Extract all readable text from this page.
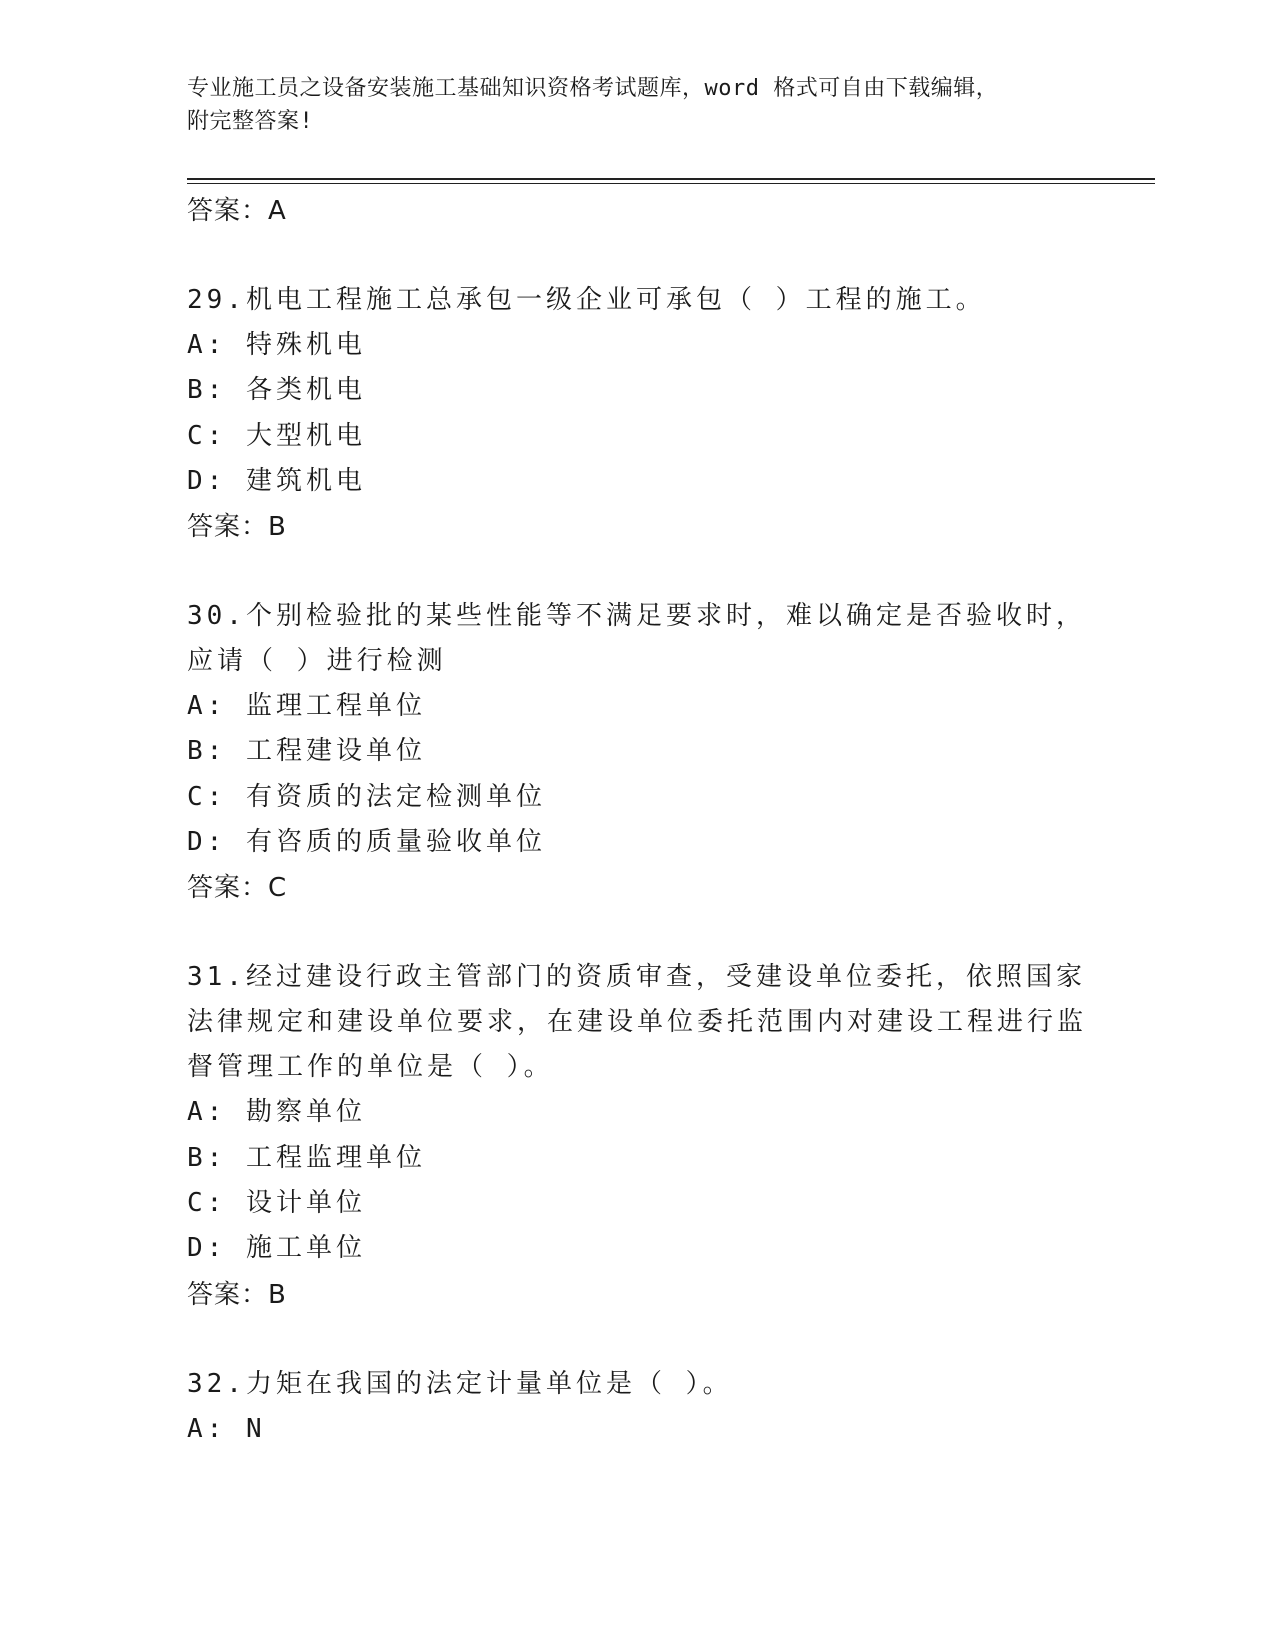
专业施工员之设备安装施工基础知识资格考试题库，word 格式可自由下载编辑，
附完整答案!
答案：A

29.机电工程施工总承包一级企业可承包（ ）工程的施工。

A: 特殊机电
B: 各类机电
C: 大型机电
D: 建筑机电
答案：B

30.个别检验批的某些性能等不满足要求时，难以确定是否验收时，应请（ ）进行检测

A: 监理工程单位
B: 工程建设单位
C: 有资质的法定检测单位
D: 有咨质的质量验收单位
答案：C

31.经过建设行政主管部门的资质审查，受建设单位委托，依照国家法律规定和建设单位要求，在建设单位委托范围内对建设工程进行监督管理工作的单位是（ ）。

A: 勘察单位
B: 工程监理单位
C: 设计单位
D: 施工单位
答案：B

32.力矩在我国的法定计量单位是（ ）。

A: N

• Stated task: Reproduce every entry word for word, but omit the pictures.

• Result:
Extract all readable text from this page.
专业施工员之设备安装施工基础知识资格考试题库，word 格式可自由下载编辑，
附完整答案!
答案：A

29.机电工程施工总承包一级企业可承包（ ）工程的施工。

A: 特殊机电
B: 各类机电
C: 大型机电
D: 建筑机电
答案：B

30.个别检验批的某些性能等不满足要求时，难以确定是否验收时，应请（ ）进行检测

A: 监理工程单位
B: 工程建设单位
C: 有资质的法定检测单位
D: 有咨质的质量验收单位
答案：C

31.经过建设行政主管部门的资质审查，受建设单位委托，依照国家法律规定和建设单位要求，在建设单位委托范围内对建设工程进行监督管理工作的单位是（ ）。

A: 勘察单位
B: 工程监理单位
C: 设计单位
D: 施工单位
答案：B

32.力矩在我国的法定计量单位是（ ）。

A: N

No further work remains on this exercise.